EXERCISE AIM: Copy each entry as it stands, leaving nothing out.

Records from a data source:
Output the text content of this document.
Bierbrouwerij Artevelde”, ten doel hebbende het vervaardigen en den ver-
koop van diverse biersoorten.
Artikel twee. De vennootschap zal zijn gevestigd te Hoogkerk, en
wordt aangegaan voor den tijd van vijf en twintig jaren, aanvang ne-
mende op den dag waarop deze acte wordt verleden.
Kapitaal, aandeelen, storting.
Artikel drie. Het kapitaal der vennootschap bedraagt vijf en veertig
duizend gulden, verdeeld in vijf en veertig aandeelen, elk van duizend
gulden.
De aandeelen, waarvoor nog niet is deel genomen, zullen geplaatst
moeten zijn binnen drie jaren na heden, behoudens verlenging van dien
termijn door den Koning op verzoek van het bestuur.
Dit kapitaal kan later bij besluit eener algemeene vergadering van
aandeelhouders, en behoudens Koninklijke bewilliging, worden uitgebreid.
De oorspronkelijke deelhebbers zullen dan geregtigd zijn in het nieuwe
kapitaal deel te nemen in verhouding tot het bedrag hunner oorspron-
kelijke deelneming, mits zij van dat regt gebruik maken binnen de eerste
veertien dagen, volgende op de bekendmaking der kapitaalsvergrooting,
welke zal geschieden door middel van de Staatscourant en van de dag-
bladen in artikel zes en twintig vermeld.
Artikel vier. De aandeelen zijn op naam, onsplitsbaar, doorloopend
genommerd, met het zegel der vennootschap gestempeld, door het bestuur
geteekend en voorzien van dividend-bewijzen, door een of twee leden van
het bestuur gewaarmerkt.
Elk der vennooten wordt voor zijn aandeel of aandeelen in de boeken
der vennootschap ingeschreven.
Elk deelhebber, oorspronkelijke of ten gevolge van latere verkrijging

EXERCISE RESPONSE:
Output the text content of this document.
Bierbrouwerij Artevelde”, ten doel hebbende het vervaardigen en den ver-
koop van diverse biersoorten.
Artikel twee. De vennootschap zal zijn gevestigd te Hoogkerk, en
wordt aangegaan voor den tijd van vijf en twintig jaren, aanvang ne-
mende op den dag waarop deze acte wordt verleden.
Kapitaal, aandeelen, storting.
Artikel drie. Het kapitaal der vennootschap bedraagt vijf en veertig
duizend gulden, verdeeld in vijf en veertig aandeelen, elk van duizend
gulden.
De aandeelen, waarvoor nog niet is deel genomen, zullen geplaatst
moeten zijn binnen drie jaren na heden, behoudens verlenging van dien
termijn door den Koning op verzoek van het bestuur.
Dit kapitaal kan later bij besluit eener algemeene vergadering van
aandeelhouders, en behoudens Koninklijke bewilliging, worden uitgebreid.
De oorspronkelijke deelhebbers zullen dan geregtigd zijn in het nieuwe
kapitaal deel te nemen in verhouding tot het bedrag hunner oorspron-
kelijke deelneming, mits zij van dat regt gebruik maken binnen de eerste
veertien dagen, volgende op de bekendmaking der kapitaalsvergrooting,
welke zal geschieden door middel van de Staatscourant en van de dag-
bladen in artikel zes en twintig vermeld.
Artikel vier. De aandeelen zijn op naam, onsplitsbaar, doorloopend
genommerd, met het zegel der vennootschap gestempeld, door het bestuur
geteekend en voorzien van dividend-bewijzen, door een of twee leden van
het bestuur gewaarmerkt.
Elk der vennooten wordt voor zijn aandeel of aandeelen in de boeken
der vennootschap ingeschreven.
Elk deelhebber, oorspronkelijke of ten gevolge van latere verkrijging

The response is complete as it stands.